» Exercise requirements: Collect all lines from the listing that include the string "Kidney".
(begin)
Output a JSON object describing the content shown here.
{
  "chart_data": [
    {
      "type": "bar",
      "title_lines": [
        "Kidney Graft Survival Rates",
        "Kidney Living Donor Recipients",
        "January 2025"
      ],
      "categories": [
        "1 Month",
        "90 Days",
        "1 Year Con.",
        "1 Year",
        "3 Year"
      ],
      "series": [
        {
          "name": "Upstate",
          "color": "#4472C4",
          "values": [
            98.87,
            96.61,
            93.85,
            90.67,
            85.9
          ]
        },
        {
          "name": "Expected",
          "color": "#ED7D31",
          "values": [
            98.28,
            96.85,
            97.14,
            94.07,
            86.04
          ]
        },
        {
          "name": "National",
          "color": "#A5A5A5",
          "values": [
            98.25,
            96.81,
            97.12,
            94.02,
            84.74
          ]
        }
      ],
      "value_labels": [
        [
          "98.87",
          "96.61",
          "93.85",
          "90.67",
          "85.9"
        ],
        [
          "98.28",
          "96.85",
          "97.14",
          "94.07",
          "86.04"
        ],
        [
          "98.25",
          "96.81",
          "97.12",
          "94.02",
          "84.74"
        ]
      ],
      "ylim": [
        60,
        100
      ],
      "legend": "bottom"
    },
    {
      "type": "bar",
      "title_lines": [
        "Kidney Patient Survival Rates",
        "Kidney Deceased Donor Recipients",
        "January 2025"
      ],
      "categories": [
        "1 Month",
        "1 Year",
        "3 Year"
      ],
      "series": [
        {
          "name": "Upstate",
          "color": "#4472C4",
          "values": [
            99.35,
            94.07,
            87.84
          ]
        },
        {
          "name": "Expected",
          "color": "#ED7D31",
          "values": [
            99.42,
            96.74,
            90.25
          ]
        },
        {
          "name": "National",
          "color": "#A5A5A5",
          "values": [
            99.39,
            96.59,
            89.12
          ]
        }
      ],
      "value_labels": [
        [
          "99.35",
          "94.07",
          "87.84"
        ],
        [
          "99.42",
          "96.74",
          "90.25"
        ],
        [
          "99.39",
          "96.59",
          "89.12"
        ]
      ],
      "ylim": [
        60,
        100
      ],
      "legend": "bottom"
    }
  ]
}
(end)
» The answer:
        "Kidney Graft Survival Rates",
        "Kidney Living Donor Recipients",
        "Kidney Patient Survival Rates",
        "Kidney Deceased Donor Recipients",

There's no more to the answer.